• _Your instructions_
What do the lines say from the one containing "What text is on this page?" to the end of the records? Restate them word for word, and only those.

• _Records provided_

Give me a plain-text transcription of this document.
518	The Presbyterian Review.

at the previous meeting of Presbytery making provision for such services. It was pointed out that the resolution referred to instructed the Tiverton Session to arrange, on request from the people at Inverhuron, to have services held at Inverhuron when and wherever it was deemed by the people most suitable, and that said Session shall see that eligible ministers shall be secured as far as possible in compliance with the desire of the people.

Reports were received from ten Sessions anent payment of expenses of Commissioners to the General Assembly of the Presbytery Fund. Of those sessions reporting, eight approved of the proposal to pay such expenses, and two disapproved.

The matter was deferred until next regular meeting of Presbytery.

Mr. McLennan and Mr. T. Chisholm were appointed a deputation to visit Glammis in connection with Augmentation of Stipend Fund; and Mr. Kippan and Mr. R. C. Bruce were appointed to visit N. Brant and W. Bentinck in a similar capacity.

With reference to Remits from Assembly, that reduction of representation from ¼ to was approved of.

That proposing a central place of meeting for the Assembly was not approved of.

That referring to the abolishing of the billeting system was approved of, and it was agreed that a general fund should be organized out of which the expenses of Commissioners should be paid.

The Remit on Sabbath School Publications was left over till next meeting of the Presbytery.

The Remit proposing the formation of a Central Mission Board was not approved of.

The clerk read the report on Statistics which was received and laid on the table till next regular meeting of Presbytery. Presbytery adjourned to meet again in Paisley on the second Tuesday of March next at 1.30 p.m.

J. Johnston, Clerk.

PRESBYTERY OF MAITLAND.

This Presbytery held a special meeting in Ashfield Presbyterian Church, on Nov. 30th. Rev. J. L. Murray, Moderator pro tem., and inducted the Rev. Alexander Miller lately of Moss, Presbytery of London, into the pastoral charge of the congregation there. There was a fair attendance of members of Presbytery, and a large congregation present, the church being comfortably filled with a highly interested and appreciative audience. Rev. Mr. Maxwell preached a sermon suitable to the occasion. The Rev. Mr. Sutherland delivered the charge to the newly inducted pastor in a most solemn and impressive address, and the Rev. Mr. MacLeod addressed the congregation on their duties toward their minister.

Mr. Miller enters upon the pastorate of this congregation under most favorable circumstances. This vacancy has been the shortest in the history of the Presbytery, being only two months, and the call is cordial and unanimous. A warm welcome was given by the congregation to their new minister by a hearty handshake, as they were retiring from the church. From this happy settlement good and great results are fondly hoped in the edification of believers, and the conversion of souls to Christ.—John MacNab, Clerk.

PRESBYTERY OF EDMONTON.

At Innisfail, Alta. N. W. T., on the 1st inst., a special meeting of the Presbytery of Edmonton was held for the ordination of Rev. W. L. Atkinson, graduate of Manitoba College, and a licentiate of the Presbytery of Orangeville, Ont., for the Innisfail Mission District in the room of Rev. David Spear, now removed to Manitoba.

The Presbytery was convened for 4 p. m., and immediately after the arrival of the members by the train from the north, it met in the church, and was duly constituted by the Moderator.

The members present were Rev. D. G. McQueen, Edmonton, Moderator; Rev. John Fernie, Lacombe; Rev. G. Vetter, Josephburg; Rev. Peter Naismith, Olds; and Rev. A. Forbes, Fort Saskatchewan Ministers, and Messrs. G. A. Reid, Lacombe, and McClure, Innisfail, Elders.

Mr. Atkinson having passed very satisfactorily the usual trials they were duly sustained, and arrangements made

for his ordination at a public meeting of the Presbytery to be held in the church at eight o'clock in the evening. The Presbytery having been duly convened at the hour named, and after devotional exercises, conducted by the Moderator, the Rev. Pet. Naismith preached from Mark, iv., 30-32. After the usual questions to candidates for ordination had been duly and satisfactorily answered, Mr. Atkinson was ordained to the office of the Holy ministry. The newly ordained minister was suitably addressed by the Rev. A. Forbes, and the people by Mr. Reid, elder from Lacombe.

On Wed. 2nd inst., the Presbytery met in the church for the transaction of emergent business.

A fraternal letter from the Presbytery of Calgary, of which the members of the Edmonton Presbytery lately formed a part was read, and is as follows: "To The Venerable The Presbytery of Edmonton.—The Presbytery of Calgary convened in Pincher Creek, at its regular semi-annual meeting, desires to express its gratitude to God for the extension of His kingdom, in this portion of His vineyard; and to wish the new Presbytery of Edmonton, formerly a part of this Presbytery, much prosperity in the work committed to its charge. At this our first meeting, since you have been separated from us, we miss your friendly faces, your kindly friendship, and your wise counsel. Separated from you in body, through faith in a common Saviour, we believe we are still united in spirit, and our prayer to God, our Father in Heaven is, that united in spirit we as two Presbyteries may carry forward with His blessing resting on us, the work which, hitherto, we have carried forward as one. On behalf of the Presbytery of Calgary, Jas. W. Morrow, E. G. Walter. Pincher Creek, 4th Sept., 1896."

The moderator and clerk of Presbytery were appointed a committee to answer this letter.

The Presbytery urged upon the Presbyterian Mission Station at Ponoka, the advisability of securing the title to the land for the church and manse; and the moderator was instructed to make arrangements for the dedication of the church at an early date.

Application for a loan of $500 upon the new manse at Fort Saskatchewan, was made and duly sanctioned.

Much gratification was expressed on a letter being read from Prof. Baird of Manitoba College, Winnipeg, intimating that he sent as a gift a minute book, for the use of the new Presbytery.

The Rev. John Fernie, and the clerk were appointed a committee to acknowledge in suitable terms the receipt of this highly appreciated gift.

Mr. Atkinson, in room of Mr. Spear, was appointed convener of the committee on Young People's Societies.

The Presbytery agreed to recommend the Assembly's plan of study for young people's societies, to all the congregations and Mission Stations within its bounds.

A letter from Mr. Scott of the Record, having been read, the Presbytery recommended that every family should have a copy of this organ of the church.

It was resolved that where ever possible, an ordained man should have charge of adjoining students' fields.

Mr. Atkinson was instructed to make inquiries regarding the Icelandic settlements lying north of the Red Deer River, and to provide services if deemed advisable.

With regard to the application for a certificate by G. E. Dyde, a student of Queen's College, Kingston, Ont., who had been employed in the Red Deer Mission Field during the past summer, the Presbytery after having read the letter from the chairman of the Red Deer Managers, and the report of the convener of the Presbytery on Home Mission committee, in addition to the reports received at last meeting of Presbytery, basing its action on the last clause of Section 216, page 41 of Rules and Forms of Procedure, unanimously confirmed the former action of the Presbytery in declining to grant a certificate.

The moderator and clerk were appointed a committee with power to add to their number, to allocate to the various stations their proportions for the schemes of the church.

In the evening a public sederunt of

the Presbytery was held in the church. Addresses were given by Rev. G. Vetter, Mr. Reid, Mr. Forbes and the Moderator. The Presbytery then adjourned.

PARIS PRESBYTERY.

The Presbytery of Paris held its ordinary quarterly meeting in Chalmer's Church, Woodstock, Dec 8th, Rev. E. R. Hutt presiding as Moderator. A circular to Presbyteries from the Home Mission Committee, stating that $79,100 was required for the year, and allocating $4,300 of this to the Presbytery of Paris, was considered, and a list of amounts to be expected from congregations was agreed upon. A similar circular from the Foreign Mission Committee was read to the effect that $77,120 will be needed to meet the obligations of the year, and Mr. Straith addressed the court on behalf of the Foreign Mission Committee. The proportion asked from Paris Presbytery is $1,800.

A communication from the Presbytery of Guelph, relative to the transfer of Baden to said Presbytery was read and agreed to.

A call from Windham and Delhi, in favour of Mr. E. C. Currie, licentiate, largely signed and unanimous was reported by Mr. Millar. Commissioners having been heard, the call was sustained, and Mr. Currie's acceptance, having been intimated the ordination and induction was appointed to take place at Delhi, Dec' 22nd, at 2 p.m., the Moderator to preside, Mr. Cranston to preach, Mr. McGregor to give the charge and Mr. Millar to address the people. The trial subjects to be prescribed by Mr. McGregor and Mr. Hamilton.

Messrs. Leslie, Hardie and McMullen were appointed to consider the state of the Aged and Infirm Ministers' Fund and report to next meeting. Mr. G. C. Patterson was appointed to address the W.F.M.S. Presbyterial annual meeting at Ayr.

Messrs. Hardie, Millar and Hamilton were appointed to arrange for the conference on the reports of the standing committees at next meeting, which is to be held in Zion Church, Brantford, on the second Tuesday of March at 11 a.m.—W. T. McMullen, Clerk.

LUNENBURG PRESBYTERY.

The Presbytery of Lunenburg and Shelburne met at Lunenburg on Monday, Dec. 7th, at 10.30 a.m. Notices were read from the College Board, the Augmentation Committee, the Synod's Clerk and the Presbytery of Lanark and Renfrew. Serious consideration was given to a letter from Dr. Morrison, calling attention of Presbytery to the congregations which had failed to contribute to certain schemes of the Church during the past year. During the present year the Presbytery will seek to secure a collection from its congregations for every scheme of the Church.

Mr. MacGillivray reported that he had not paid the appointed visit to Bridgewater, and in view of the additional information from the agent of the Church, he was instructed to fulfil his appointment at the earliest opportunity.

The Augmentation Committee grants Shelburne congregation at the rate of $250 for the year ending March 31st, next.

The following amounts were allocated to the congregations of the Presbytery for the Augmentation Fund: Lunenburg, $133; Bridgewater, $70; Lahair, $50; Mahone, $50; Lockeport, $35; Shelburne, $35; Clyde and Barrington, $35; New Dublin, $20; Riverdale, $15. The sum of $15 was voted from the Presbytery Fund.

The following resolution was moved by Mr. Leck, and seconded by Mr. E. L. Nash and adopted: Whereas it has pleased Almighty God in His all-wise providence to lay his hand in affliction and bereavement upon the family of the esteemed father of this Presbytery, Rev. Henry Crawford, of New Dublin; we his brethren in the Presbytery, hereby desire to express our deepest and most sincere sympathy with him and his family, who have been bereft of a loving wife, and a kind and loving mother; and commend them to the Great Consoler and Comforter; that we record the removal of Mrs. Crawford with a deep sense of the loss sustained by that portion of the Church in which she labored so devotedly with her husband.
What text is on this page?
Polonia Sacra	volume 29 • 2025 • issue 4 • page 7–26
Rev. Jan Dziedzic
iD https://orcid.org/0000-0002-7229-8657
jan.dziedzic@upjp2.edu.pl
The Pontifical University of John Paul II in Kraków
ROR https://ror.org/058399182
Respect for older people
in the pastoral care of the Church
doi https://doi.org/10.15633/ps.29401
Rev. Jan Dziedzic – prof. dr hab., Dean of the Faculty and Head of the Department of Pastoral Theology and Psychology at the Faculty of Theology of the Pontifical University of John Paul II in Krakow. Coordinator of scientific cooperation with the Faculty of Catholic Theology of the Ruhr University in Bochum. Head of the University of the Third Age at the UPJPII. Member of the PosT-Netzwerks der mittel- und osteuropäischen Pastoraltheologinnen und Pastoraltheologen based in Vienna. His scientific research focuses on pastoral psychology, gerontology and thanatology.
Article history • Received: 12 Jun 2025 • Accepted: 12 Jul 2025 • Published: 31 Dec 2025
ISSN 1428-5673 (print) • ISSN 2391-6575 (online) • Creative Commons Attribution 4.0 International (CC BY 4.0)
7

• _Output for this task_
What text is on this page?
Polonia Sacra	volume 29 • 2025 • issue 4 • page 7–26
Rev. Jan Dziedzic
iD https://orcid.org/0000-0002-7229-8657
jan.dziedzic@upjp2.edu.pl
The Pontifical University of John Paul II in Kraków
ROR https://ror.org/058399182
Respect for older people
in the pastoral care of the Church
doi https://doi.org/10.15633/ps.29401
Rev. Jan Dziedzic – prof. dr hab., Dean of the Faculty and Head of the Department of Pastoral Theology and Psychology at the Faculty of Theology of the Pontifical University of John Paul II in Krakow. Coordinator of scientific cooperation with the Faculty of Catholic Theology of the Ruhr University in Bochum. Head of the University of the Third Age at the UPJPII. Member of the PosT-Netzwerks der mittel- und osteuropäischen Pastoraltheologinnen und Pastoraltheologen based in Vienna. His scientific research focuses on pastoral psychology, gerontology and thanatology.
Article history • Received: 12 Jun 2025 • Accepted: 12 Jul 2025 • Published: 31 Dec 2025
ISSN 1428-5673 (print) • ISSN 2391-6575 (online) • Creative Commons Attribution 4.0 International (CC BY 4.0)
7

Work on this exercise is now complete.